GOAL: Exclude the pictures, then copy all remaining records exactly.

== ENTRIES SUPPLIED ==

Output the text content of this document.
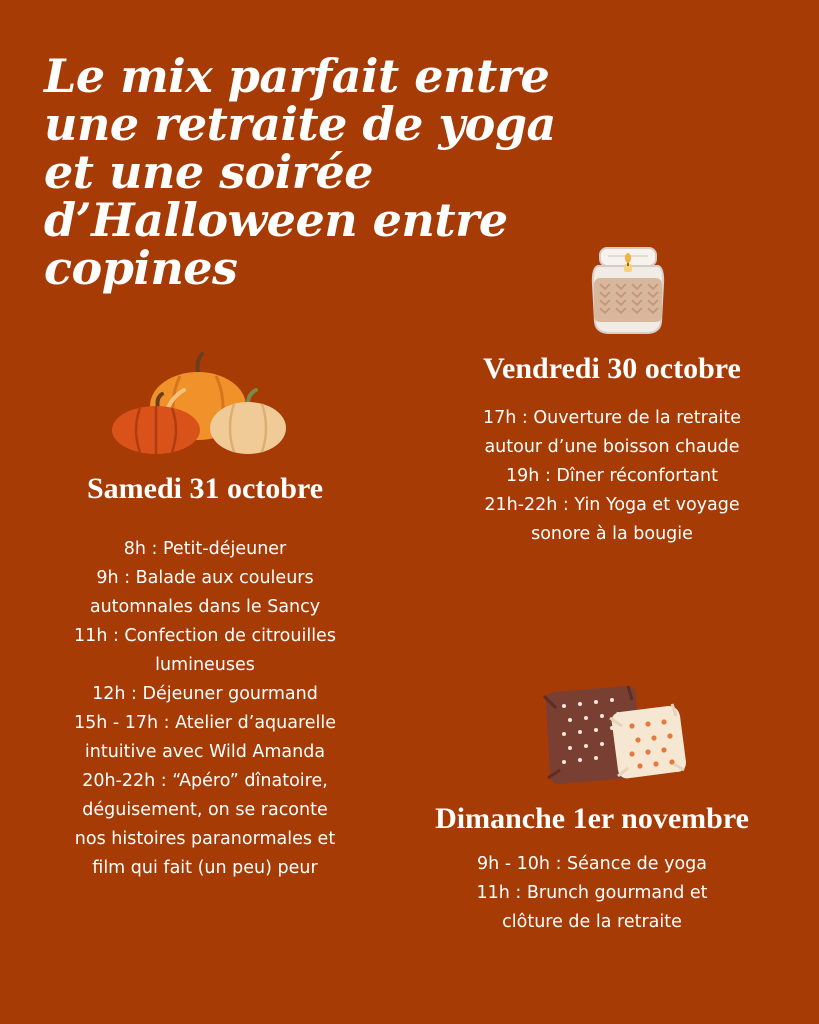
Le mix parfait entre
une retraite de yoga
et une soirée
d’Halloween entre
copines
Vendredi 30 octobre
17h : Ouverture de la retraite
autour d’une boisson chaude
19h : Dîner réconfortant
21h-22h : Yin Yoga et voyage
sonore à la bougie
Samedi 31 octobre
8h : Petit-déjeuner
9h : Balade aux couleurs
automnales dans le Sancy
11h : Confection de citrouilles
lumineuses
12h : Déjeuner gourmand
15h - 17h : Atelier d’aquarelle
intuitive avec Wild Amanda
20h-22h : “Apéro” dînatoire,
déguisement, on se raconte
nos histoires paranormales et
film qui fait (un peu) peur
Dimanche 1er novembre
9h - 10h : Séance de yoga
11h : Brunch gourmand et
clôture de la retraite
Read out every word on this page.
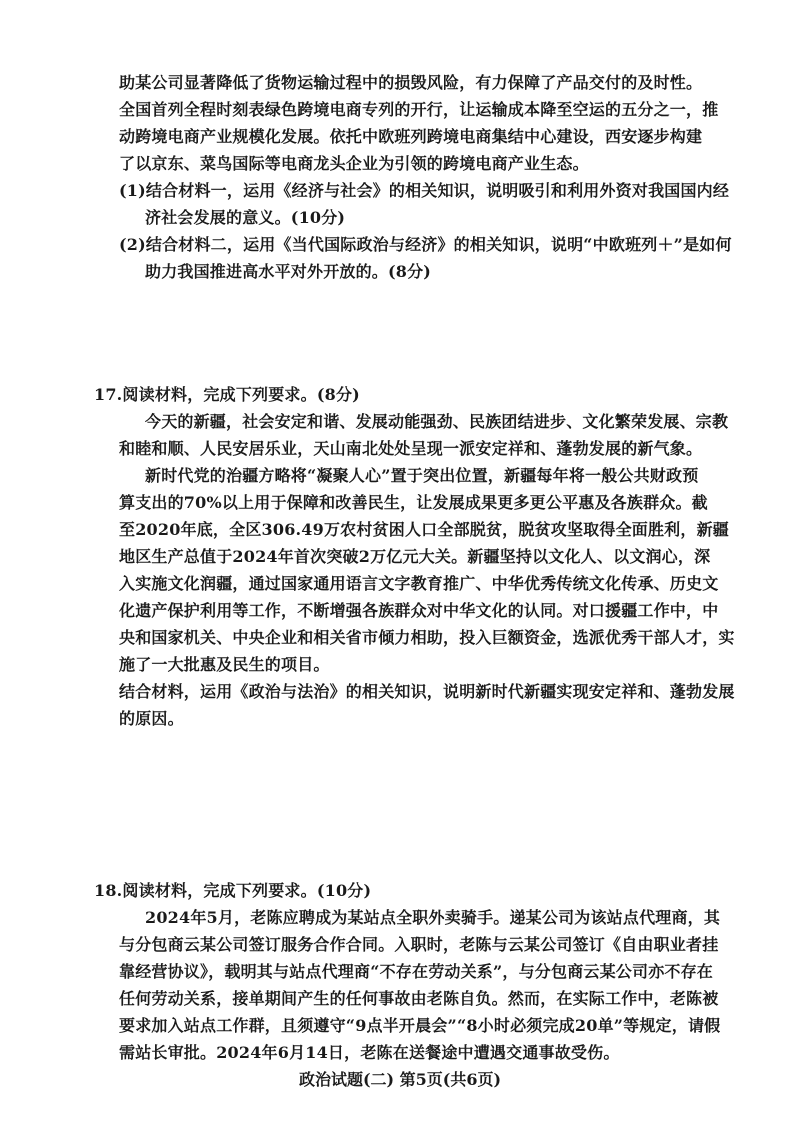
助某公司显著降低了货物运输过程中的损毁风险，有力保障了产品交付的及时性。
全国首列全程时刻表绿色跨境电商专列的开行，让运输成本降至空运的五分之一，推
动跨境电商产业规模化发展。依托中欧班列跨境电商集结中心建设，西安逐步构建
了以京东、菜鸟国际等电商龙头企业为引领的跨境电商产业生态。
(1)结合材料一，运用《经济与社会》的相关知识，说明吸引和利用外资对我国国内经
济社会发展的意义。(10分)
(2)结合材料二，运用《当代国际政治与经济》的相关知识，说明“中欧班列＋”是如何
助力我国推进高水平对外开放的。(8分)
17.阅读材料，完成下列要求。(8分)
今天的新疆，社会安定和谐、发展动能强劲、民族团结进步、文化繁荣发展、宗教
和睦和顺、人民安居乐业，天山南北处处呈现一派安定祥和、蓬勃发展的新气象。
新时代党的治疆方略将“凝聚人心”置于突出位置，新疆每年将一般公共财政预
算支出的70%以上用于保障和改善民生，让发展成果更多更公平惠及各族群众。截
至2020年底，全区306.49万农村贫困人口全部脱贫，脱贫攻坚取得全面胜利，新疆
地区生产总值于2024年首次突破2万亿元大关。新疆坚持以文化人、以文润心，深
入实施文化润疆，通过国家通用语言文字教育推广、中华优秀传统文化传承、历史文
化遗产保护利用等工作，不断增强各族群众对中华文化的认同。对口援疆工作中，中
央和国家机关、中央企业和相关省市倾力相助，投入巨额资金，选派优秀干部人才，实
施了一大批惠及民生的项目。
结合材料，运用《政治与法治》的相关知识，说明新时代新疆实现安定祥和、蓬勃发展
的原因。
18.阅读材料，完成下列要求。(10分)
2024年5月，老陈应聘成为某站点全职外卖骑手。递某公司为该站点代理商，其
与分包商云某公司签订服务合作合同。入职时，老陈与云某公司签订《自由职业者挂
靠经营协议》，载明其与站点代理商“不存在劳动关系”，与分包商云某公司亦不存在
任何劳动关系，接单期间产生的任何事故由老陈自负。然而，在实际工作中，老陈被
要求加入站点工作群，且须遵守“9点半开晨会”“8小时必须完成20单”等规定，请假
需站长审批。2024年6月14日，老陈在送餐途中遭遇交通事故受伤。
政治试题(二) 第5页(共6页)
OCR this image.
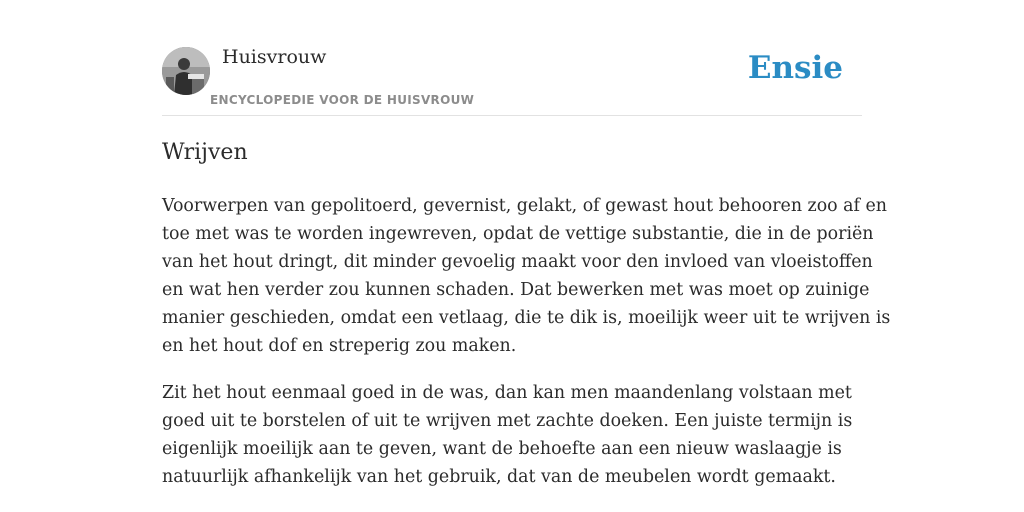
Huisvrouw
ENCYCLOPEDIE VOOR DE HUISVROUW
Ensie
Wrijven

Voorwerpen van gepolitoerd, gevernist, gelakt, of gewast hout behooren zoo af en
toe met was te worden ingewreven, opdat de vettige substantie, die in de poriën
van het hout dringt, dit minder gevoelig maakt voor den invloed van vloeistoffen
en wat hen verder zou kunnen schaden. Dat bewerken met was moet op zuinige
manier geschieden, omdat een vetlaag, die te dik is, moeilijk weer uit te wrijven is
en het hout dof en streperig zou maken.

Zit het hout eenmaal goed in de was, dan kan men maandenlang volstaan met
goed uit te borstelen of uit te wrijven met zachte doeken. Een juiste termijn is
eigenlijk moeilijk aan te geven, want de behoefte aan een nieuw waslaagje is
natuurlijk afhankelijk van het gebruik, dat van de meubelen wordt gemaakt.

===

PROBLEM SOLUTION:
Output the text content of this document.
Le mix parfait entre
une retraite de yoga
et une soirée
d’Halloween entre
copines
Vendredi 30 octobre
17h : Ouverture de la retraite
autour d’une boisson chaude
19h : Dîner réconfortant
21h-22h : Yin Yoga et voyage
sonore à la bougie
Samedi 31 octobre
8h : Petit-déjeuner
9h : Balade aux couleurs
automnales dans le Sancy
11h : Confection de citrouilles
lumineuses
12h : Déjeuner gourmand
15h - 17h : Atelier d’aquarelle
intuitive avec Wild Amanda
20h-22h : “Apéro” dînatoire,
déguisement, on se raconte
nos histoires paranormales et
film qui fait (un peu) peur
Dimanche 1er novembre
9h - 10h : Séance de yoga
11h : Brunch gourmand et
clôture de la retraite
Read out every word on this page.
助某公司显著降低了货物运输过程中的损毁风险，有力保障了产品交付的及时性。
全国首列全程时刻表绿色跨境电商专列的开行，让运输成本降至空运的五分之一，推
动跨境电商产业规模化发展。依托中欧班列跨境电商集结中心建设，西安逐步构建
了以京东、菜鸟国际等电商龙头企业为引领的跨境电商产业生态。
(1)结合材料一，运用《经济与社会》的相关知识，说明吸引和利用外资对我国国内经
济社会发展的意义。(10分)
(2)结合材料二，运用《当代国际政治与经济》的相关知识，说明“中欧班列＋”是如何
助力我国推进高水平对外开放的。(8分)
17.阅读材料，完成下列要求。(8分)
今天的新疆，社会安定和谐、发展动能强劲、民族团结进步、文化繁荣发展、宗教
和睦和顺、人民安居乐业，天山南北处处呈现一派安定祥和、蓬勃发展的新气象。
新时代党的治疆方略将“凝聚人心”置于突出位置，新疆每年将一般公共财政预
算支出的70%以上用于保障和改善民生，让发展成果更多更公平惠及各族群众。截
至2020年底，全区306.49万农村贫困人口全部脱贫，脱贫攻坚取得全面胜利，新疆
地区生产总值于2024年首次突破2万亿元大关。新疆坚持以文化人、以文润心，深
入实施文化润疆，通过国家通用语言文字教育推广、中华优秀传统文化传承、历史文
化遗产保护利用等工作，不断增强各族群众对中华文化的认同。对口援疆工作中，中
央和国家机关、中央企业和相关省市倾力相助，投入巨额资金，选派优秀干部人才，实
施了一大批惠及民生的项目。
结合材料，运用《政治与法治》的相关知识，说明新时代新疆实现安定祥和、蓬勃发展
的原因。
18.阅读材料，完成下列要求。(10分)
2024年5月，老陈应聘成为某站点全职外卖骑手。递某公司为该站点代理商，其
与分包商云某公司签订服务合作合同。入职时，老陈与云某公司签订《自由职业者挂
靠经营协议》，载明其与站点代理商“不存在劳动关系”，与分包商云某公司亦不存在
任何劳动关系，接单期间产生的任何事故由老陈自负。然而，在实际工作中，老陈被
要求加入站点工作群，且须遵守“9点半开晨会”“8小时必须完成20单”等规定，请假
需站长审批。2024年6月14日，老陈在送餐途中遭遇交通事故受伤。
政治试题(二) 第5页(共6页)
OCR this image.
Huisvrouw
ENCYCLOPEDIE VOOR DE HUISVROUW
Ensie
Wrijven

Voorwerpen van gepolitoerd, gevernist, gelakt, of gewast hout behooren zoo af en
toe met was te worden ingewreven, opdat de vettige substantie, die in de poriën
van het hout dringt, dit minder gevoelig maakt voor den invloed van vloeistoffen
en wat hen verder zou kunnen schaden. Dat bewerken met was moet op zuinige
manier geschieden, omdat een vetlaag, die te dik is, moeilijk weer uit te wrijven is
en het hout dof en streperig zou maken.

Zit het hout eenmaal goed in de was, dan kan men maandenlang volstaan met
goed uit te borstelen of uit te wrijven met zachte doeken. Een juiste termijn is
eigenlijk moeilijk aan te geven, want de behoefte aan een nieuw waslaagje is
natuurlijk afhankelijk van het gebruik, dat van de meubelen wordt gemaakt.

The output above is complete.